L’immagine attuale della donna matura nei mass-media


di Massimo C. Salvemini


Massimo Salvemini è un giornalista che già conoscete. Ha già pubblicato altri articoli su Seduction.net.

Con questo suo ultimo dotto articolo ci svela le manipolazioni dei media per far “passare” la donna matura che si accoppia con il ragazzino ed allo stesso tempo denigrare l’uomo maturo che preferisce le ragazze più giovani.

Nella vita reale ci sono donne mature attraenti ed interessanti (sempre di più) ed uomini maturi alla Richard Gere o Al Pacino.
Ma in tv sono state “sdoganate” solo le donne mature che si accoppiano con il ragazzino. Mentre Brad Pitt (nato il 18 dicembre 1963!) se andasse con una ventenne sarebbe un maniaco sessuale.

Due pesi e due misure che fanno comodo alle pupazze della tv già da tempo “in rottamazione” ma che non ne vogliono proprio sapere di essere rottamate. Codeste leccano il "leccalatoB" Bruno Vespa che è bravo a far tirare avanti le vecchie carrette. Un bastone glielo offre anche la tv del pomeriggio che ha lo stesso pubblico del "leccalatoB".

L’analisi di Massimo è interessante ma per favore Massimo non chiamiamo vip la pivetti che fu fatta presidente della Camera della Repubblica degli Spaghetti perché si mise a piangere per la sua esclusione dai primi incarichi della Lega di Bossi. Bossi a quel punto pensò di mettere a presidente della camera una “controllabile”. E per non farla piangere Bossi disse “Pivetti, basta piangere, tu farai la presidente della camera”. [notizia inedita, ndr.]

Se non avesse pianto la "pippetta" starebbe ancora nella sua cameretta a fare calzetta.

_Compito richiesto 1_
Indica se ciascuna affermazione concorda con il testo sulla donna matura nei mass-media, rispondendo sì o no e citando le parole decisive del testo. (a) Massimo Salvemini pubblica su Seduction.net per la prima volta. (b) Brad Pitt è nato il 18 dicembre 1963. (c) In tv sono state "sdoganate" solo le donne mature che si accoppiano con il ragazzino.
_Compito richiesto 2_
Nel testo sulla donna matura nei mass-media, quali attori vengono citati come esempio di uomini maturi nella vita reale?
_Compito richiesto 3_
Continua il testo sulla donna matura nei mass-media a partire dalla sua ultima frase.

_Estratti dei dati_

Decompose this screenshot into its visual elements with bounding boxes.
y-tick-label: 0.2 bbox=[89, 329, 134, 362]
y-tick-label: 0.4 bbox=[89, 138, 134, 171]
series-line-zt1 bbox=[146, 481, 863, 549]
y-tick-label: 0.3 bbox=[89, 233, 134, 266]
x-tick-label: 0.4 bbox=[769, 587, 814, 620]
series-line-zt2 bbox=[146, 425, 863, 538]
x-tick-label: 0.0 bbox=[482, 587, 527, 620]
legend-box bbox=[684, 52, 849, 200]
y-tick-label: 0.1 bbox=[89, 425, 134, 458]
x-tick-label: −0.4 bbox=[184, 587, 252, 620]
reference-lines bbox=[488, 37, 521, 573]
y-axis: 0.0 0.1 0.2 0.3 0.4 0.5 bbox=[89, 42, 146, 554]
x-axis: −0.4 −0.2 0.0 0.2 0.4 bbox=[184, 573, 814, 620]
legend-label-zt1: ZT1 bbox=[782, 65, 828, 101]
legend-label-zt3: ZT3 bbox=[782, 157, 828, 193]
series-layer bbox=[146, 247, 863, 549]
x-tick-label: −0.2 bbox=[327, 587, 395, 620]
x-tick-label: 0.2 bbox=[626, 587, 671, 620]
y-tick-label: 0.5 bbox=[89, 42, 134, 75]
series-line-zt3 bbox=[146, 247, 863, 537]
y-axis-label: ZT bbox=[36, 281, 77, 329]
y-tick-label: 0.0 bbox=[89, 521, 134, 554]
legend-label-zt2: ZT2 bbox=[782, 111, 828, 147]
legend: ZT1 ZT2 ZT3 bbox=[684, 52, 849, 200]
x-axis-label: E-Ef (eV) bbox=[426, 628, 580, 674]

_Risposta esercizio 1_
(a) No: "Ha già pubblicato altri articoli su Seduction.net."
(b) Sì: "Brad Pitt (nato il 18 dicembre 1963!)"
(c) Sì: "Ma in tv sono state “sdoganate” solo le donne mature che si accoppiano con il ragazzino."

_Risposta esercizio 2_
Richard Gere e Al Pacino.

_Risposta esercizio 3_
Dopo questa divagazione satirica leggiamo l'articolo di Massimo che è una cosa seria




L’immagine attuale della donna matura nei mass-media
Articolo di Massimo Salvemini

«L’uomo è come il vino rosso, che invecchiando migliora. La donna è come il vino bianco, che va gustato giovane.» (proverbio spagnolo)

Si racconta che il primo scrittore che abbia celebrato le attrattive di una donna matura, una certa Carito, sia stato il siriano Filodemo da Gadara, vissuto a Roma nel II secolo, poi imitato da Agatia, Paolo Silenziario e altri letterati cristiani (cfr. Antologia Palatina, libro V). I precedenti autori pagani, greci e latini, non avrebbero mai ammesso che le matrone potessero avere ancora una sessualità; disprezzavano le signore non più giovani che pensavano ancora al sesso, e consideravano dei veri e propri anormali quegli uomini che se ne sentivano attratti. Per una serie di ipocriti ma comprensibili motivi (far sì che l’uomo ammogliato si “rassegnasse” alla prospettiva di restare per tutta la vita con una donna sfiorita; tenere ipocritamente uniti i genitori sino a che i figli fossero abbastanza cresciuti), i cristiani sentirono d’avere l'obbligo di capovolgere la situazione e iniziarono cosi ad esaltare la donna matura. Tale innaturale tendenza proseguì nel corso degli anni e dei secoli, generando una congèrie di confutabili operine, alcune di un certo valore letterario, altre assolutamente dozzinali, come il sonetto erotico “La belle vieille” (1618) di François Maynard, il romanzo “In praise of older women” (1965) dell’ungherese Stephen Vizinczey o il recente “La rivincita della donna matura” (2007) di Elizabeth Buchan.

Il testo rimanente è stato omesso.